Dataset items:
********************
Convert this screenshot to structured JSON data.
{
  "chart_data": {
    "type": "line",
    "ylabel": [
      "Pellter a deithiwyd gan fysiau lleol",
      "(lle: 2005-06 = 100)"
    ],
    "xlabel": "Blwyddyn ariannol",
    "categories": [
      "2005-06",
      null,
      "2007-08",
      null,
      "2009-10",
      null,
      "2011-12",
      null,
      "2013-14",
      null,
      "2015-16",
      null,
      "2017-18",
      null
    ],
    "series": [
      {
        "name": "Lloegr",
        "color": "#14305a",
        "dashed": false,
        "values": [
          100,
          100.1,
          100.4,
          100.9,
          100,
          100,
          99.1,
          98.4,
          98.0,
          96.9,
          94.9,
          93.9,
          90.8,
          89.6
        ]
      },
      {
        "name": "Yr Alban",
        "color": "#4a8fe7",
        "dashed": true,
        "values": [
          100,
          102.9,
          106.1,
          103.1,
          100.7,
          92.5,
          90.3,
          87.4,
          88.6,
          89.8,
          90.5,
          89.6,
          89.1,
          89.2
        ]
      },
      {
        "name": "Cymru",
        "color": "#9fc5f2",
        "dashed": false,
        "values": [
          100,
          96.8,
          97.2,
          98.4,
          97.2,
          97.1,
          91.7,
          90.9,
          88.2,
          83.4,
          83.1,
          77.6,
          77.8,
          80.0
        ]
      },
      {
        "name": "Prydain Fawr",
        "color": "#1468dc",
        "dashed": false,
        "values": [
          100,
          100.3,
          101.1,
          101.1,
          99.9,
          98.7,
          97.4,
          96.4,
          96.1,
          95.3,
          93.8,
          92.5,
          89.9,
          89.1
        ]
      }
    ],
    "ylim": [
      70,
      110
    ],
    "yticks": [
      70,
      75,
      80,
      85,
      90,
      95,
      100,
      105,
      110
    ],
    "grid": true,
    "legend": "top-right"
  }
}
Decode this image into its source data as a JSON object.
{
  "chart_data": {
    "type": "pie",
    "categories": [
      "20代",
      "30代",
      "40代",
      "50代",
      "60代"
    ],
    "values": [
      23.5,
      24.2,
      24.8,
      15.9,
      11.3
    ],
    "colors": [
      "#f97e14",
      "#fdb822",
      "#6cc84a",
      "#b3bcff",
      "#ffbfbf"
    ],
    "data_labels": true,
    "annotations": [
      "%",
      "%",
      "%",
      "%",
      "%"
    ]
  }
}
********************
▶ Work to complete
Copy every line of the records above that contains "name".

▶ Task solution
        "name": "Lloegr",
        "name": "Yr Alban",
        "name": "Cymru",
        "name": "Prydain Fawr",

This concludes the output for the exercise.